>> Start Supplied information

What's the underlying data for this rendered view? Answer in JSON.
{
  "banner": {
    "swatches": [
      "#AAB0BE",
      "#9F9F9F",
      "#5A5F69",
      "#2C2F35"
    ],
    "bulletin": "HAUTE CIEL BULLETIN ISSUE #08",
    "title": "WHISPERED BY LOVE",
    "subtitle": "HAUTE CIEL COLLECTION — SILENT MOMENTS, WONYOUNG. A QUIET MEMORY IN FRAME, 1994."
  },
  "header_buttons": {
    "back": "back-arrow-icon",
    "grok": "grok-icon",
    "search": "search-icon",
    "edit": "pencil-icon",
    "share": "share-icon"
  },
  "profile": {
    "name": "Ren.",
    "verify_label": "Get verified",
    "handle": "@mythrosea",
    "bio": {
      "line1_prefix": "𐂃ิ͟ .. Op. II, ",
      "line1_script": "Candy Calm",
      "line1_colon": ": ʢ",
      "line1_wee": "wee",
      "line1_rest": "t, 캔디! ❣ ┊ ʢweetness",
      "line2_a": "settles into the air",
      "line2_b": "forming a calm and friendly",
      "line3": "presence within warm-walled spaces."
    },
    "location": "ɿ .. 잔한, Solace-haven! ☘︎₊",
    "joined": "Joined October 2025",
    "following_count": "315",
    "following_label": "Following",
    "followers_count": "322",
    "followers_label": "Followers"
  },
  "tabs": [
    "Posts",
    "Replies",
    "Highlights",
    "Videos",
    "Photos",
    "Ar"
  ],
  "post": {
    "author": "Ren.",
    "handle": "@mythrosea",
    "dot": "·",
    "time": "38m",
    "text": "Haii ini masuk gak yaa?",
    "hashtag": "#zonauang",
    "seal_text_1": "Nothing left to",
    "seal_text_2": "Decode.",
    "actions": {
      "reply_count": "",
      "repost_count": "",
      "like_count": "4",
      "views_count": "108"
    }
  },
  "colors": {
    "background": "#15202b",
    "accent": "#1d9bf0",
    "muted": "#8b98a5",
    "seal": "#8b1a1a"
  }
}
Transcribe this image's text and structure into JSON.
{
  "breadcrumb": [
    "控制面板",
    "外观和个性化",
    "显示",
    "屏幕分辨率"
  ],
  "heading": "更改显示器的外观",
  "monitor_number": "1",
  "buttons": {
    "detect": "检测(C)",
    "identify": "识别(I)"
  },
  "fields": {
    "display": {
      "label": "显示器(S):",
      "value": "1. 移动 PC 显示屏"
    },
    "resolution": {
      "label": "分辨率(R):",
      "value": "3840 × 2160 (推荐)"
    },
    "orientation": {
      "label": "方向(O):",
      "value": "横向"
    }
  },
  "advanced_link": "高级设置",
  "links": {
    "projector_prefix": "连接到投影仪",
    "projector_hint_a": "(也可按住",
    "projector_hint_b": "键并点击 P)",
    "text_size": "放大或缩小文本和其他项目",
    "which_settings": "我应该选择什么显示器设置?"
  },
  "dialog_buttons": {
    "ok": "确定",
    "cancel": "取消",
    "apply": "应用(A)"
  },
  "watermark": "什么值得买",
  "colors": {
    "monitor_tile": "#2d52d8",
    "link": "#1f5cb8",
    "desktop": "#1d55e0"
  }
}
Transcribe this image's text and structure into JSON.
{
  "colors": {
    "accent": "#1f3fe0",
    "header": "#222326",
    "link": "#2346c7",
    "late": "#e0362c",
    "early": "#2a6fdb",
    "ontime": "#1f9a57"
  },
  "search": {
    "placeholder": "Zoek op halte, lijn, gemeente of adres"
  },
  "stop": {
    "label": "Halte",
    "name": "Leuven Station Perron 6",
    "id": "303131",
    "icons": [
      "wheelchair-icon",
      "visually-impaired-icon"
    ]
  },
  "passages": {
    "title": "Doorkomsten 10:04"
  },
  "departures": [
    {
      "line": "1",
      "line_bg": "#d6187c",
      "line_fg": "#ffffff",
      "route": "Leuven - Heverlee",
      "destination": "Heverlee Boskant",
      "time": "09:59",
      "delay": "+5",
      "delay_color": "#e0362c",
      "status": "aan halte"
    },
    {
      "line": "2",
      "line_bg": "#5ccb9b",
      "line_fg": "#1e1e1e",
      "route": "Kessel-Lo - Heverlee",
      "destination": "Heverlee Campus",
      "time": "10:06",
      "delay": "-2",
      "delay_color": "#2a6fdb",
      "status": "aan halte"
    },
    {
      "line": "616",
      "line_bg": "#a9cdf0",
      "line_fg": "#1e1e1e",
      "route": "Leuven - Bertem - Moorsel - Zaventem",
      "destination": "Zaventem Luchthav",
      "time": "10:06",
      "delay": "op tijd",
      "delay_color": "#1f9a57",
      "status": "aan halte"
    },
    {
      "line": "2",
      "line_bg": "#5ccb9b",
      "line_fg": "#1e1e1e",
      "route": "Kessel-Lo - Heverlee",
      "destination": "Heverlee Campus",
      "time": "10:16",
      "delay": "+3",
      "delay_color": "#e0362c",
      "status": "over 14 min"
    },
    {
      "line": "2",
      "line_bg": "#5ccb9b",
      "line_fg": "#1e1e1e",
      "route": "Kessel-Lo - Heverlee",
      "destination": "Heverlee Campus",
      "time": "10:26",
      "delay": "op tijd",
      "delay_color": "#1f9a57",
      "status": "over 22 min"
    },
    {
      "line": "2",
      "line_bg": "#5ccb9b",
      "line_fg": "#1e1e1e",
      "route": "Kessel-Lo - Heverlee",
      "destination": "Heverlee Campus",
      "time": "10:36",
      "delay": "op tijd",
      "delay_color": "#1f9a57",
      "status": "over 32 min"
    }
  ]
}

>> End Supplied information

Directions for this task:
Repeat back the data above, exact to the last character.

Solution to the problem:
What's the underlying data for this rendered view? Answer in JSON.
{
  "banner": {
    "swatches": [
      "#AAB0BE",
      "#9F9F9F",
      "#5A5F69",
      "#2C2F35"
    ],
    "bulletin": "HAUTE CIEL BULLETIN ISSUE #08",
    "title": "WHISPERED BY LOVE",
    "subtitle": "HAUTE CIEL COLLECTION — SILENT MOMENTS, WONYOUNG. A QUIET MEMORY IN FRAME, 1994."
  },
  "header_buttons": {
    "back": "back-arrow-icon",
    "grok": "grok-icon",
    "search": "search-icon",
    "edit": "pencil-icon",
    "share": "share-icon"
  },
  "profile": {
    "name": "Ren.",
    "verify_label": "Get verified",
    "handle": "@mythrosea",
    "bio": {
      "line1_prefix": "𐂃ิ͟ .. Op. II, ",
      "line1_script": "Candy Calm",
      "line1_colon": ": ʢ",
      "line1_wee": "wee",
      "line1_rest": "t, 캔디! ❣ ┊ ʢweetness",
      "line2_a": "settles into the air",
      "line2_b": "forming a calm and friendly",
      "line3": "presence within warm-walled spaces."
    },
    "location": "ɿ .. 잔한, Solace-haven! ☘︎₊",
    "joined": "Joined October 2025",
    "following_count": "315",
    "following_label": "Following",
    "followers_count": "322",
    "followers_label": "Followers"
  },
  "tabs": [
    "Posts",
    "Replies",
    "Highlights",
    "Videos",
    "Photos",
    "Ar"
  ],
  "post": {
    "author": "Ren.",
    "handle": "@mythrosea",
    "dot": "·",
    "time": "38m",
    "text": "Haii ini masuk gak yaa?",
    "hashtag": "#zonauang",
    "seal_text_1": "Nothing left to",
    "seal_text_2": "Decode.",
    "actions": {
      "reply_count": "",
      "repost_count": "",
      "like_count": "4",
      "views_count": "108"
    }
  },
  "colors": {
    "background": "#15202b",
    "accent": "#1d9bf0",
    "muted": "#8b98a5",
    "seal": "#8b1a1a"
  }
}
Transcribe this image's text and structure into JSON.
{
  "breadcrumb": [
    "控制面板",
    "外观和个性化",
    "显示",
    "屏幕分辨率"
  ],
  "heading": "更改显示器的外观",
  "monitor_number": "1",
  "buttons": {
    "detect": "检测(C)",
    "identify": "识别(I)"
  },
  "fields": {
    "display": {
      "label": "显示器(S):",
      "value": "1. 移动 PC 显示屏"
    },
    "resolution": {
      "label": "分辨率(R):",
      "value": "3840 × 2160 (推荐)"
    },
    "orientation": {
      "label": "方向(O):",
      "value": "横向"
    }
  },
  "advanced_link": "高级设置",
  "links": {
    "projector_prefix": "连接到投影仪",
    "projector_hint_a": "(也可按住",
    "projector_hint_b": "键并点击 P)",
    "text_size": "放大或缩小文本和其他项目",
    "which_settings": "我应该选择什么显示器设置?"
  },
  "dialog_buttons": {
    "ok": "确定",
    "cancel": "取消",
    "apply": "应用(A)"
  },
  "watermark": "什么值得买",
  "colors": {
    "monitor_tile": "#2d52d8",
    "link": "#1f5cb8",
    "desktop": "#1d55e0"
  }
}
Transcribe this image's text and structure into JSON.
{
  "colors": {
    "accent": "#1f3fe0",
    "header": "#222326",
    "link": "#2346c7",
    "late": "#e0362c",
    "early": "#2a6fdb",
    "ontime": "#1f9a57"
  },
  "search": {
    "placeholder": "Zoek op halte, lijn, gemeente of adres"
  },
  "stop": {
    "label": "Halte",
    "name": "Leuven Station Perron 6",
    "id": "303131",
    "icons": [
      "wheelchair-icon",
      "visually-impaired-icon"
    ]
  },
  "passages": {
    "title": "Doorkomsten 10:04"
  },
  "departures": [
    {
      "line": "1",
      "line_bg": "#d6187c",
      "line_fg": "#ffffff",
      "route": "Leuven - Heverlee",
      "destination": "Heverlee Boskant",
      "time": "09:59",
      "delay": "+5",
      "delay_color": "#e0362c",
      "status": "aan halte"
    },
    {
      "line": "2",
      "line_bg": "#5ccb9b",
      "line_fg": "#1e1e1e",
      "route": "Kessel-Lo - Heverlee",
      "destination": "Heverlee Campus",
      "time": "10:06",
      "delay": "-2",
      "delay_color": "#2a6fdb",
      "status": "aan halte"
    },
    {
      "line": "616",
      "line_bg": "#a9cdf0",
      "line_fg": "#1e1e1e",
      "route": "Leuven - Bertem - Moorsel - Zaventem",
      "destination": "Zaventem Luchthav",
      "time": "10:06",
      "delay": "op tijd",
      "delay_color": "#1f9a57",
      "status": "aan halte"
    },
    {
      "line": "2",
      "line_bg": "#5ccb9b",
      "line_fg": "#1e1e1e",
      "route": "Kessel-Lo - Heverlee",
      "destination": "Heverlee Campus",
      "time": "10:16",
      "delay": "+3",
      "delay_color": "#e0362c",
      "status": "over 14 min"
    },
    {
      "line": "2",
      "line_bg": "#5ccb9b",
      "line_fg": "#1e1e1e",
      "route": "Kessel-Lo - Heverlee",
      "destination": "Heverlee Campus",
      "time": "10:26",
      "delay": "op tijd",
      "delay_color": "#1f9a57",
      "status": "over 22 min"
    },
    {
      "line": "2",
      "line_bg": "#5ccb9b",
      "line_fg": "#1e1e1e",
      "route": "Kessel-Lo - Heverlee",
      "destination": "Heverlee Campus",
      "time": "10:36",
      "delay": "op tijd",
      "delay_color": "#1f9a57",
      "status": "over 32 min"
    }
  ]
}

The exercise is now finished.